- The problem: Exact reproduction of the data is required, with images excluded.

- Material for the task:

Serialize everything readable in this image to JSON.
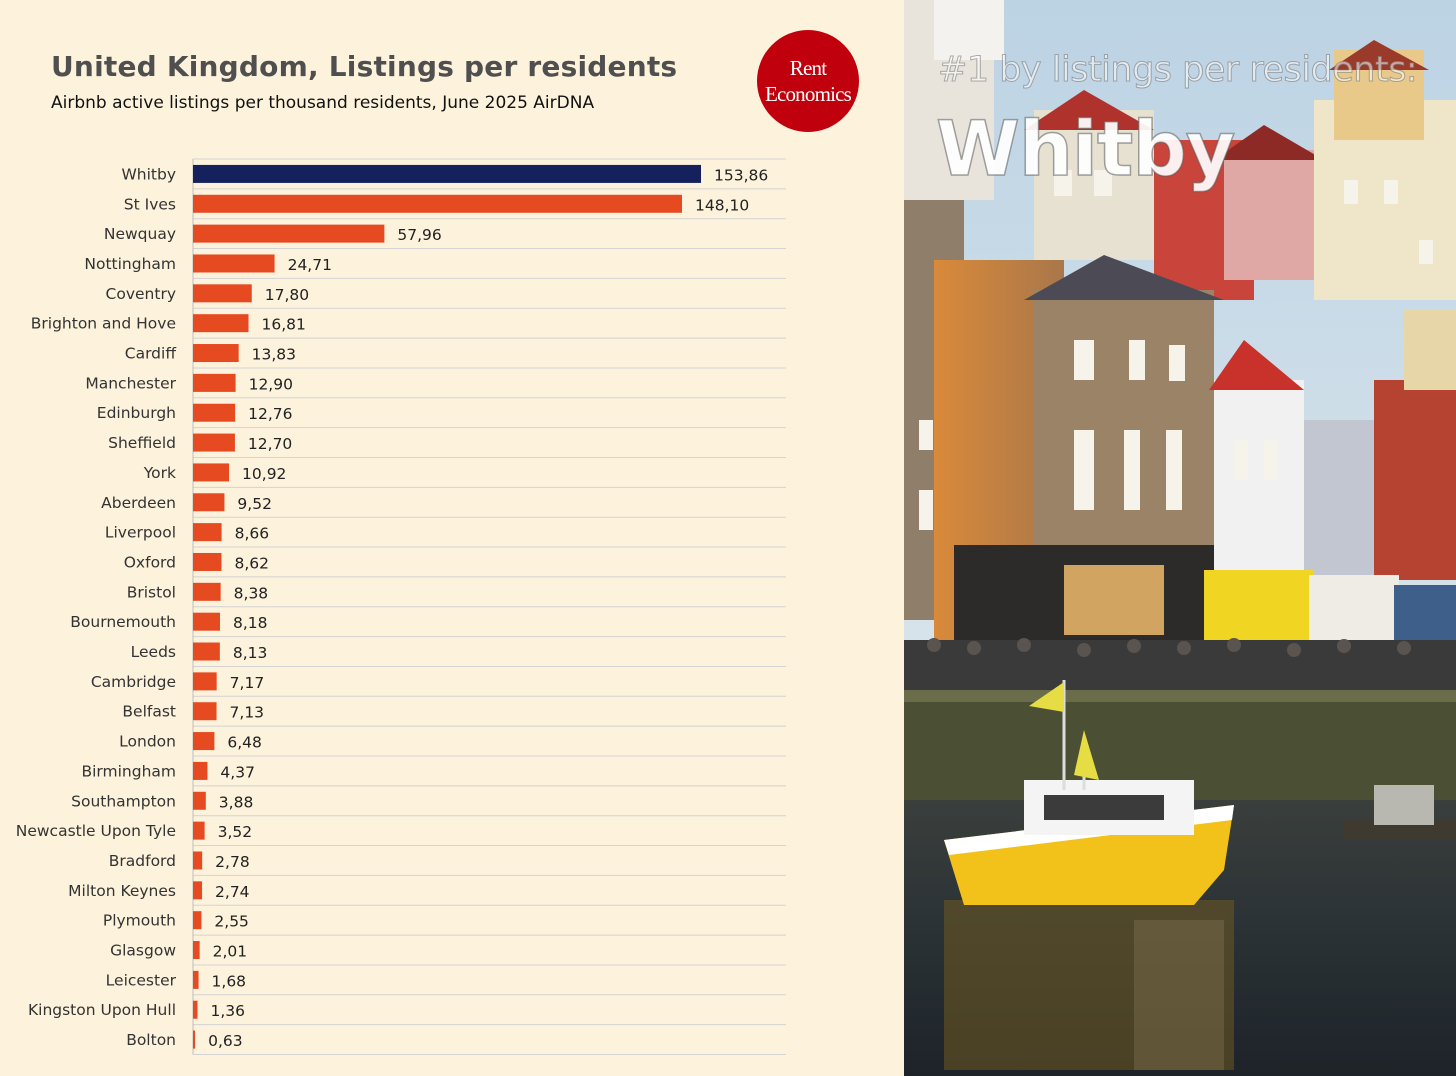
{
  "header": {
    "title": "United Kingdom, Listings per residents",
    "subtitle": "Airbnb active listings per thousand residents, June 2025 AirDNA"
  },
  "logo": {
    "line1": "Rent",
    "line2": "Economics",
    "color": "#c0000c"
  },
  "photo": {
    "kicker": "#1 by listings per residents:",
    "title": "Whitby"
  },
  "colors": {
    "highlight": "#14215c",
    "bar": "#e64a21",
    "background": "#fdf2dc",
    "grid": "#d3d3d3"
  },
  "chart_data": {
    "type": "bar",
    "orientation": "horizontal",
    "title": "United Kingdom, Listings per residents",
    "subtitle": "Airbnb active listings per thousand residents, June 2025 AirDNA",
    "xlabel": "",
    "ylabel": "",
    "xlim": [
      0,
      180
    ],
    "highlight_category": "Whitby",
    "grid": true,
    "legend": "none",
    "categories": [
      "Whitby",
      "St Ives",
      "Newquay",
      "Nottingham",
      "Coventry",
      "Brighton and Hove",
      "Cardiff",
      "Manchester",
      "Edinburgh",
      "Sheffield",
      "York",
      "Aberdeen",
      "Liverpool",
      "Oxford",
      "Bristol",
      "Bournemouth",
      "Leeds",
      "Cambridge",
      "Belfast",
      "London",
      "Birmingham",
      "Southampton",
      "Newcastle Upon Tyle",
      "Bradford",
      "Milton Keynes",
      "Plymouth",
      "Glasgow",
      "Leicester",
      "Kingston Upon Hull",
      "Bolton"
    ],
    "values": [
      153.86,
      148.1,
      57.96,
      24.71,
      17.8,
      16.81,
      13.83,
      12.9,
      12.76,
      12.7,
      10.92,
      9.52,
      8.66,
      8.62,
      8.38,
      8.18,
      8.13,
      7.17,
      7.13,
      6.48,
      4.37,
      3.88,
      3.52,
      2.78,
      2.74,
      2.55,
      2.01,
      1.68,
      1.36,
      0.63
    ],
    "value_labels": [
      "153,86",
      "148,10",
      "57,96",
      "24,71",
      "17,80",
      "16,81",
      "13,83",
      "12,90",
      "12,76",
      "12,70",
      "10,92",
      "9,52",
      "8,66",
      "8,62",
      "8,38",
      "8,18",
      "8,13",
      "7,17",
      "7,13",
      "6,48",
      "4,37",
      "3,88",
      "3,52",
      "2,78",
      "2,74",
      "2,55",
      "2,01",
      "1,68",
      "1,36",
      "0,63"
    ]
  }
}
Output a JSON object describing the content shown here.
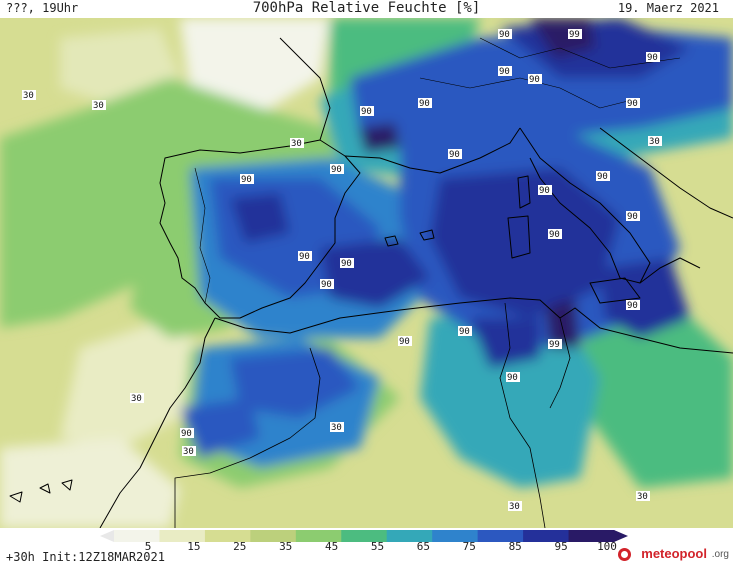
{
  "header": {
    "left": "???, 19Uhr",
    "title": "700hPa Relative Feuchte [%]",
    "date": "19. Maerz 2021"
  },
  "footer": {
    "run_info": "+30h Init:12Z18MAR2021",
    "brand": "meteopool",
    "brand_suffix": ".org"
  },
  "legend": {
    "ticks": [
      "5",
      "15",
      "25",
      "35",
      "45",
      "55",
      "65",
      "75",
      "85",
      "95",
      "100"
    ],
    "colors": [
      "#f3f4ea",
      "#e9ecc4",
      "#d6dd92",
      "#bcd07c",
      "#8ccc70",
      "#4cbc80",
      "#34a8b8",
      "#2f83cc",
      "#2c58c0",
      "#24309a",
      "#291a66"
    ]
  },
  "map": {
    "contour_labels": [
      "30",
      "30",
      "30",
      "30",
      "30",
      "30",
      "30",
      "30",
      "30",
      "90",
      "90",
      "90",
      "90",
      "90",
      "90",
      "90",
      "90",
      "90",
      "90",
      "90",
      "90",
      "90",
      "90",
      "90",
      "90",
      "90",
      "90",
      "90",
      "90",
      "90",
      "90",
      "99",
      "99"
    ]
  }
}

- In response:
Serialize everything readable in this image to JSON.
{
  "header": {
    "title": "United Kingdom, Listings per residents",
    "subtitle": "Airbnb active listings per thousand residents, June 2025 AirDNA"
  },
  "logo": {
    "line1": "Rent",
    "line2": "Economics",
    "color": "#c0000c"
  },
  "photo": {
    "kicker": "#1 by listings per residents:",
    "title": "Whitby"
  },
  "colors": {
    "highlight": "#14215c",
    "bar": "#e64a21",
    "background": "#fdf2dc",
    "grid": "#d3d3d3"
  },
  "chart_data": {
    "type": "bar",
    "orientation": "horizontal",
    "title": "United Kingdom, Listings per residents",
    "subtitle": "Airbnb active listings per thousand residents, June 2025 AirDNA",
    "xlabel": "",
    "ylabel": "",
    "xlim": [
      0,
      180
    ],
    "highlight_category": "Whitby",
    "grid": true,
    "legend": "none",
    "categories": [
      "Whitby",
      "St Ives",
      "Newquay",
      "Nottingham",
      "Coventry",
      "Brighton and Hove",
      "Cardiff",
      "Manchester",
      "Edinburgh",
      "Sheffield",
      "York",
      "Aberdeen",
      "Liverpool",
      "Oxford",
      "Bristol",
      "Bournemouth",
      "Leeds",
      "Cambridge",
      "Belfast",
      "London",
      "Birmingham",
      "Southampton",
      "Newcastle Upon Tyle",
      "Bradford",
      "Milton Keynes",
      "Plymouth",
      "Glasgow",
      "Leicester",
      "Kingston Upon Hull",
      "Bolton"
    ],
    "values": [
      153.86,
      148.1,
      57.96,
      24.71,
      17.8,
      16.81,
      13.83,
      12.9,
      12.76,
      12.7,
      10.92,
      9.52,
      8.66,
      8.62,
      8.38,
      8.18,
      8.13,
      7.17,
      7.13,
      6.48,
      4.37,
      3.88,
      3.52,
      2.78,
      2.74,
      2.55,
      2.01,
      1.68,
      1.36,
      0.63
    ],
    "value_labels": [
      "153,86",
      "148,10",
      "57,96",
      "24,71",
      "17,80",
      "16,81",
      "13,83",
      "12,90",
      "12,76",
      "12,70",
      "10,92",
      "9,52",
      "8,66",
      "8,62",
      "8,38",
      "8,18",
      "8,13",
      "7,17",
      "7,13",
      "6,48",
      "4,37",
      "3,88",
      "3,52",
      "2,78",
      "2,74",
      "2,55",
      "2,01",
      "1,68",
      "1,36",
      "0,63"
    ]
  }
}
Output a JSON object describing the content shown here.
{
  "header": {
    "left": "???, 19Uhr",
    "title": "700hPa Relative Feuchte [%]",
    "date": "19. Maerz 2021"
  },
  "footer": {
    "run_info": "+30h Init:12Z18MAR2021",
    "brand": "meteopool",
    "brand_suffix": ".org"
  },
  "legend": {
    "ticks": [
      "5",
      "15",
      "25",
      "35",
      "45",
      "55",
      "65",
      "75",
      "85",
      "95",
      "100"
    ],
    "colors": [
      "#f3f4ea",
      "#e9ecc4",
      "#d6dd92",
      "#bcd07c",
      "#8ccc70",
      "#4cbc80",
      "#34a8b8",
      "#2f83cc",
      "#2c58c0",
      "#24309a",
      "#291a66"
    ]
  },
  "map": {
    "contour_labels": [
      "30",
      "30",
      "30",
      "30",
      "30",
      "30",
      "30",
      "30",
      "30",
      "90",
      "90",
      "90",
      "90",
      "90",
      "90",
      "90",
      "90",
      "90",
      "90",
      "90",
      "90",
      "90",
      "90",
      "90",
      "90",
      "90",
      "90",
      "90",
      "90",
      "90",
      "90",
      "99",
      "99"
    ]
  }
}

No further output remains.